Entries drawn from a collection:
***

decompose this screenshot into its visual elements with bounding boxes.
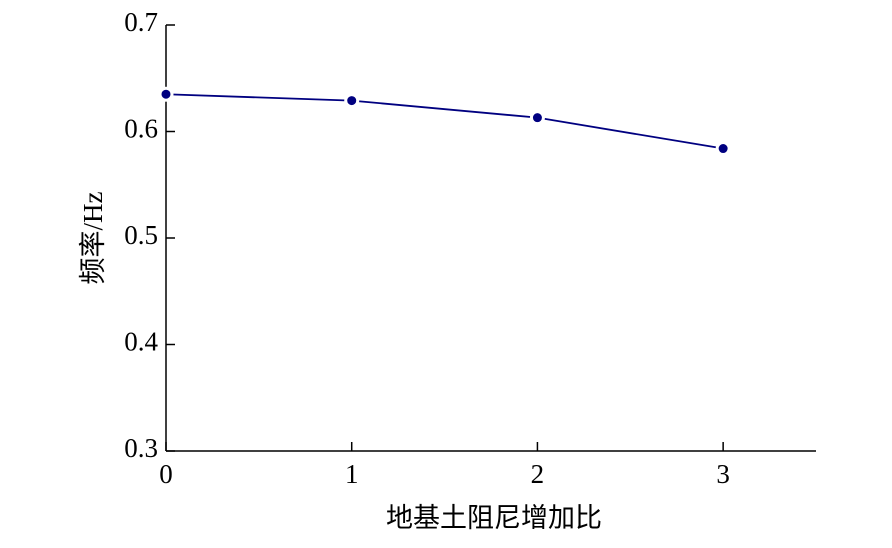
marker bbox=[158, 86, 174, 102]
x-tick-label: 0 bbox=[159, 459, 173, 489]
x-tick-label: 1 bbox=[345, 459, 359, 489]
marker bbox=[529, 110, 545, 126]
y-tick-label: 0.6 bbox=[124, 114, 158, 144]
y-axis-label: 频率/Hz bbox=[78, 191, 108, 284]
line bbox=[165, 93, 724, 150]
x-tick-label: 3 bbox=[716, 459, 730, 489]
marker bbox=[715, 141, 731, 157]
marker bbox=[344, 93, 360, 109]
x-tick-label: 2 bbox=[531, 459, 545, 489]
y-tick-label: 0.5 bbox=[124, 220, 158, 250]
y-tick-label: 0.7 bbox=[124, 7, 158, 37]
x-axis-label: 地基土阻尼增加比 bbox=[386, 503, 602, 533]
y-tick-label: 0.4 bbox=[124, 327, 158, 357]
y-tick-label: 0.3 bbox=[124, 433, 158, 463]
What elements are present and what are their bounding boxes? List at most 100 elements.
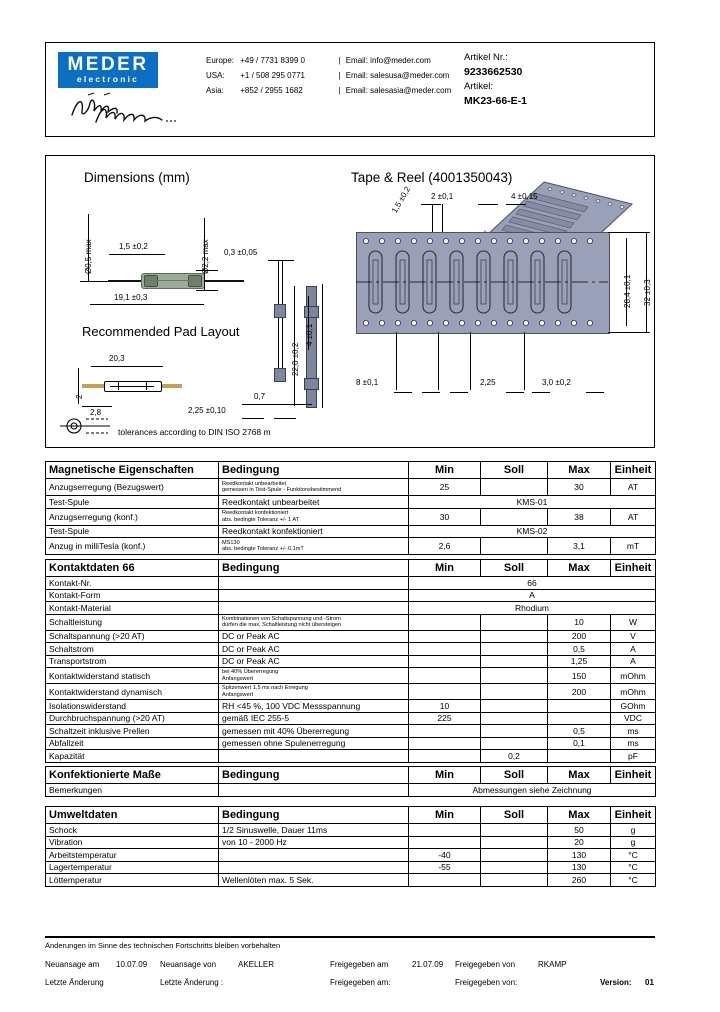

***

Direction - Extract every line of text from the records above, copying each one word for word and omitting the pictures.

Full answer -
decompose this screenshot into its visual elements with bounding boxes.
marker bbox=[158, 86, 174, 102]
x-tick-label: 0 bbox=[159, 459, 173, 489]
x-tick-label: 1 bbox=[345, 459, 359, 489]
marker bbox=[529, 110, 545, 126]
y-tick-label: 0.6 bbox=[124, 114, 158, 144]
y-axis-label: 频率/Hz bbox=[78, 191, 108, 284]
line bbox=[165, 93, 724, 150]
x-tick-label: 3 bbox=[716, 459, 730, 489]
marker bbox=[715, 141, 731, 157]
marker bbox=[344, 93, 360, 109]
x-tick-label: 2 bbox=[531, 459, 545, 489]
y-tick-label: 0.5 bbox=[124, 220, 158, 250]
y-tick-label: 0.7 bbox=[124, 7, 158, 37]
x-axis-label: 地基土阻尼增加比 bbox=[386, 503, 602, 533]
y-tick-label: 0.4 bbox=[124, 327, 158, 357]
y-tick-label: 0.3 bbox=[124, 433, 158, 463]
What elements are present and what are their bounding boxes? List at most 100 elements.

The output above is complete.